Text under study |
▬▬▬▬▬▬
Sandra Annenberg (born 5 June 1968, in São Paulo) is a Brazilian newscaster.  
Since 1982, Sandra has worked for Globo TV, the largest commercial TV network in Brazil, with over 150 million Portuguese speaking viewers in more than 130 countries.

Sandra was anchor and executive editor at the “Jornal Hoje” (“Today”) lunchtime news, the second most viewed news bulletin in Brazil until September 2019. Since then, Annenberg is the newscaster of the prestigious weekly news-documentary show "Globo Repórter", aired every Friday evening to one of the largest audiences in Brazil.

After a successful early career as an actress, she went back to college for a Journalism degree at Faculdades Metropolitanas Unidas, FMU, in São Paulo.
▬▬▬▬▬▬
Records from a collection

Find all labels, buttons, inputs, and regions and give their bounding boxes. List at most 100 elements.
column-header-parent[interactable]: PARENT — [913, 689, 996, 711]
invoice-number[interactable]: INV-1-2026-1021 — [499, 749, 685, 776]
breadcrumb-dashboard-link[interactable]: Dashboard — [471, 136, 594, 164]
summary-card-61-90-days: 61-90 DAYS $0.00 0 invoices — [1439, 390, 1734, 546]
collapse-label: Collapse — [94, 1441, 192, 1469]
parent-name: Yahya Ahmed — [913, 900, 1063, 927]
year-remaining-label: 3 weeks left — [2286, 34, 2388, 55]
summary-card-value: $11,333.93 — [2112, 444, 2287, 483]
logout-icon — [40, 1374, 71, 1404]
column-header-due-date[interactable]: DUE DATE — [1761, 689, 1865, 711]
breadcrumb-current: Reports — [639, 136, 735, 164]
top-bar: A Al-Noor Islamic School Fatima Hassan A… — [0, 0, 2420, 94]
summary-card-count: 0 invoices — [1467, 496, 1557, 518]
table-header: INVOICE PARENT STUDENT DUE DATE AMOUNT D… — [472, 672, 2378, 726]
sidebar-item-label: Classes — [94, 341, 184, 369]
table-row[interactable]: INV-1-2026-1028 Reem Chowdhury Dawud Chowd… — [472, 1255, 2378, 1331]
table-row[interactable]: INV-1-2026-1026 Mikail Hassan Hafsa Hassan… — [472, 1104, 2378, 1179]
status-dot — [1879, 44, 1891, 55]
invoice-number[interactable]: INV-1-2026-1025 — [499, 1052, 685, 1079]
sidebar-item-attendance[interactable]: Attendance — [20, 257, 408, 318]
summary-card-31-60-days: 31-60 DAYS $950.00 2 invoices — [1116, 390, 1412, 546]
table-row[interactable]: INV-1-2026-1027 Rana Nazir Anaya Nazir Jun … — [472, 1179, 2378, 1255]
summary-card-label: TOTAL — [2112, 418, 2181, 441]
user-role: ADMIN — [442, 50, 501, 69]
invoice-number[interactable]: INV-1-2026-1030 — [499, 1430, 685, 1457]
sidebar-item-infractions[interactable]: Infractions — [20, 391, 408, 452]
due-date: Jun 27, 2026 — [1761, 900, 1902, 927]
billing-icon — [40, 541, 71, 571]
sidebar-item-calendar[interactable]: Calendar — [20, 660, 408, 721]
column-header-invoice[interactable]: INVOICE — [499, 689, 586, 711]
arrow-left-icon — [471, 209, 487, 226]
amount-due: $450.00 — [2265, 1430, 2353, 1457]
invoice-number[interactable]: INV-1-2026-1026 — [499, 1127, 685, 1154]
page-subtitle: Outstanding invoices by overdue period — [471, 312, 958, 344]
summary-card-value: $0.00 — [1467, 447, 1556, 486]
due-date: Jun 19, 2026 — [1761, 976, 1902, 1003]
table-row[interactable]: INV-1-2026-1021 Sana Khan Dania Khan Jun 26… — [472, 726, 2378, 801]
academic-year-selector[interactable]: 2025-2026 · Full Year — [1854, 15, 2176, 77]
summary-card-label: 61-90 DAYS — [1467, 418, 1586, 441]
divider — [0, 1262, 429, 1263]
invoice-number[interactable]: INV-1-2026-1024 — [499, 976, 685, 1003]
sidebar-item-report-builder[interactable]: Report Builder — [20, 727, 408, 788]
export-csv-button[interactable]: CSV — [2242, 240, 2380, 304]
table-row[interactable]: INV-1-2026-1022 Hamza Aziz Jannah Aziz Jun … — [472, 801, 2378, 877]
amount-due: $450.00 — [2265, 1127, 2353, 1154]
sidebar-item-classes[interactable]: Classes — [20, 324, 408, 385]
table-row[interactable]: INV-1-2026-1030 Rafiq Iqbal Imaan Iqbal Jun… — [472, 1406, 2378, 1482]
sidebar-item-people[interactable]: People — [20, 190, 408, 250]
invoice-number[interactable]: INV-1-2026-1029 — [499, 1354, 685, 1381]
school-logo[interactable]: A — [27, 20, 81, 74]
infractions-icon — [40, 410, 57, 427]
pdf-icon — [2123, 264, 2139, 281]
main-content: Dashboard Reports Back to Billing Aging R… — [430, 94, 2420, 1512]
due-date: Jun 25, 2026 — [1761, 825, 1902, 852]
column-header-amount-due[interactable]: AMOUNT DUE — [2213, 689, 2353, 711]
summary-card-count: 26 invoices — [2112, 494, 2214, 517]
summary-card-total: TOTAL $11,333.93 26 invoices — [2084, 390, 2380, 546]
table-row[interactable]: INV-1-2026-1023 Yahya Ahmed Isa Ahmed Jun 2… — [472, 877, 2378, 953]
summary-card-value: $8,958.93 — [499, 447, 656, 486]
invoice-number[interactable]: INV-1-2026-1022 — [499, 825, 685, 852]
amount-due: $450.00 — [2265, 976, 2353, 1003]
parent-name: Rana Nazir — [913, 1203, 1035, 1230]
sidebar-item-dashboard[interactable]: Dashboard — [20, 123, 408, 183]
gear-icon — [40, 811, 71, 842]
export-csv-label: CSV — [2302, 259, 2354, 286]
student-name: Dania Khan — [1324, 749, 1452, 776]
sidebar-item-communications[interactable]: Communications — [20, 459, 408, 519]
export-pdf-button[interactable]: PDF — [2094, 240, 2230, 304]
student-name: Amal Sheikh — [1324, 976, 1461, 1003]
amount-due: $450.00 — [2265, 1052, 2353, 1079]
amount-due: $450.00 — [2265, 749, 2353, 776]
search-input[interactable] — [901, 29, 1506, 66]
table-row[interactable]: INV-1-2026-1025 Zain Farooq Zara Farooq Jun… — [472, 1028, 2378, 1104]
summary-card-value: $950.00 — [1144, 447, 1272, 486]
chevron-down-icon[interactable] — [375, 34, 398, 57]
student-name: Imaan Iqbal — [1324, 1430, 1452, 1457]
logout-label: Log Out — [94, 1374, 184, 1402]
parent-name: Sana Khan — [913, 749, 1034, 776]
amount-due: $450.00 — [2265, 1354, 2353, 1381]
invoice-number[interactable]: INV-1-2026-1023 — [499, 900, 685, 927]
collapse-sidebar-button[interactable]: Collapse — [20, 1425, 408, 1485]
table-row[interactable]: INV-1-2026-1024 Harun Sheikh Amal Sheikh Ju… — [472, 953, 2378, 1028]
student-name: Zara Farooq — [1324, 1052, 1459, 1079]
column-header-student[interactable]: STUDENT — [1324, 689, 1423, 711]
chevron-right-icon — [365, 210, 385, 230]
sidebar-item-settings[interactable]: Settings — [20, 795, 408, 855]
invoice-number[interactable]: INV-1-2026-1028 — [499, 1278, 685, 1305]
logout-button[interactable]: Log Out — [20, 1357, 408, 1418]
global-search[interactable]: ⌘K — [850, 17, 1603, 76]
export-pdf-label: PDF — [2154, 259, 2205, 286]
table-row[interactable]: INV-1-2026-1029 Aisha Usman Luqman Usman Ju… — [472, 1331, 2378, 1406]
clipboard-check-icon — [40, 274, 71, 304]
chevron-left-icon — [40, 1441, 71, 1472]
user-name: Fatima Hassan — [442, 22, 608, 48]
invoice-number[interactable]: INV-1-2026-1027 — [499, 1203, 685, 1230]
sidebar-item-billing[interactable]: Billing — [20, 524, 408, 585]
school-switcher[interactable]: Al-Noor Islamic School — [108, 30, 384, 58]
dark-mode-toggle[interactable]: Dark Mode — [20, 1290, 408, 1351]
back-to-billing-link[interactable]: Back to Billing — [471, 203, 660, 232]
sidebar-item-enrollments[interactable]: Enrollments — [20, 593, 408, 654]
▬▬▬▬▬▬
Task statement | In the text about Sandra Annenberg, turn the paragraph that starts "Sandra was anchor" into a short list that keeps its main facts.

Your response |
- Until September 2019: anchor and executive editor of "Jornal Hoje" ("Today"), the lunchtime news and Brazil's second most viewed news bulletin
- Since then: newscaster of "Globo Repórter," a prestigious weekly news-documentary show
- "Globo Repórter" airs every Friday evening to one of Brazil's largest audiences